> [SET EXERCISE]:
For the listing underneath, give the count of lines containing the string "Resolve" and nothing further.

> [DATASET ENTRIES]:
****************************************

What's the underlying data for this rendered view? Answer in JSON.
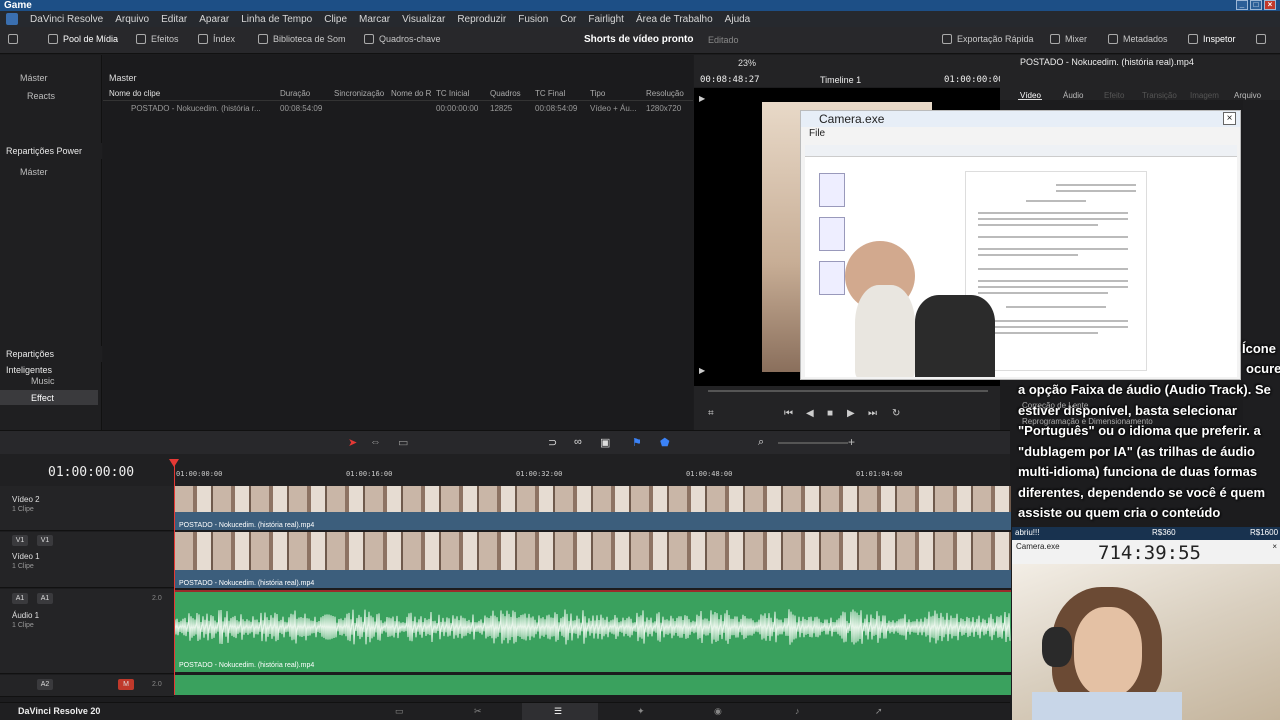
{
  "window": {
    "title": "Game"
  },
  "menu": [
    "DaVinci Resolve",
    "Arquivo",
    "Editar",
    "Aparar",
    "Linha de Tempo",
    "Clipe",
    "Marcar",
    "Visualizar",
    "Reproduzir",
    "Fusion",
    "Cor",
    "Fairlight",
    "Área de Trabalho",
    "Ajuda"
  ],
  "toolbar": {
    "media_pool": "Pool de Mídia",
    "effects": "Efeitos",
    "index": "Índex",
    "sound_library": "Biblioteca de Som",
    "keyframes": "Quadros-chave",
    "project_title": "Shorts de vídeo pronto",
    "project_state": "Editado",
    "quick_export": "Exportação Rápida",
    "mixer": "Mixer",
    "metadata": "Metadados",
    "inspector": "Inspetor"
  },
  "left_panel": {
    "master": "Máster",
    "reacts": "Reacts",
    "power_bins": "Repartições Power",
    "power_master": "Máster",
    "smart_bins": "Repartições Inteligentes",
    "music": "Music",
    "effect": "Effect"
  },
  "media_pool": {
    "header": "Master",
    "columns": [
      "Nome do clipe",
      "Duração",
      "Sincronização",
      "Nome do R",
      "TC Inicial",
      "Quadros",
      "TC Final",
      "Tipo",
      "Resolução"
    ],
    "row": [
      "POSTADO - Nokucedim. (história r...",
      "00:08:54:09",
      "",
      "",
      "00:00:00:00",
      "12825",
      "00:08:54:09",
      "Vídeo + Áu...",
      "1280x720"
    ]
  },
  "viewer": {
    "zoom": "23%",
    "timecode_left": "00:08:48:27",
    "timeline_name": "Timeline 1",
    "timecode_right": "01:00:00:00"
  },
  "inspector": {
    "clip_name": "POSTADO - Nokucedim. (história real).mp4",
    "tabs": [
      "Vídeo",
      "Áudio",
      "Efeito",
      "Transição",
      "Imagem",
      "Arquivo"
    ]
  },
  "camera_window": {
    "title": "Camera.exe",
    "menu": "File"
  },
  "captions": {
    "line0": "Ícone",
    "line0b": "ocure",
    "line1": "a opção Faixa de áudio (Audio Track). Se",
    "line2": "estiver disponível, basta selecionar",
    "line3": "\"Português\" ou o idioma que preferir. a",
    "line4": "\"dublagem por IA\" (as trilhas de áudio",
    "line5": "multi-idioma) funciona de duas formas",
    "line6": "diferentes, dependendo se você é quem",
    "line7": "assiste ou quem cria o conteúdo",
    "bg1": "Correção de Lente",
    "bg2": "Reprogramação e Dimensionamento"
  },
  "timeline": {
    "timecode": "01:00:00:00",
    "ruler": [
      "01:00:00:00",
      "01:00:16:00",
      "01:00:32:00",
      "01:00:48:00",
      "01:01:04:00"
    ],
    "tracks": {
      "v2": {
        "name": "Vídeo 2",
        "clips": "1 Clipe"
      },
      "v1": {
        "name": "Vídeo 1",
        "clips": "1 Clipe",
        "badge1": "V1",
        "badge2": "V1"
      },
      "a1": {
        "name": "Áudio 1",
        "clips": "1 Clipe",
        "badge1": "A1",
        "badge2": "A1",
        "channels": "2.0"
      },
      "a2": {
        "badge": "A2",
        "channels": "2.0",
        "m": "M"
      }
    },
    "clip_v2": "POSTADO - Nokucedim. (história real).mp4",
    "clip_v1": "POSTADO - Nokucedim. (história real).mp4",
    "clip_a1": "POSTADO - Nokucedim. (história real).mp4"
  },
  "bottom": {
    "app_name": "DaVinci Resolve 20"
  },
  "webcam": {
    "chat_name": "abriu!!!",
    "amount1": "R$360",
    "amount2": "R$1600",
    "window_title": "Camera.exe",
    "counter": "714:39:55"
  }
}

****************************************

> [THE SOLUTION]:
2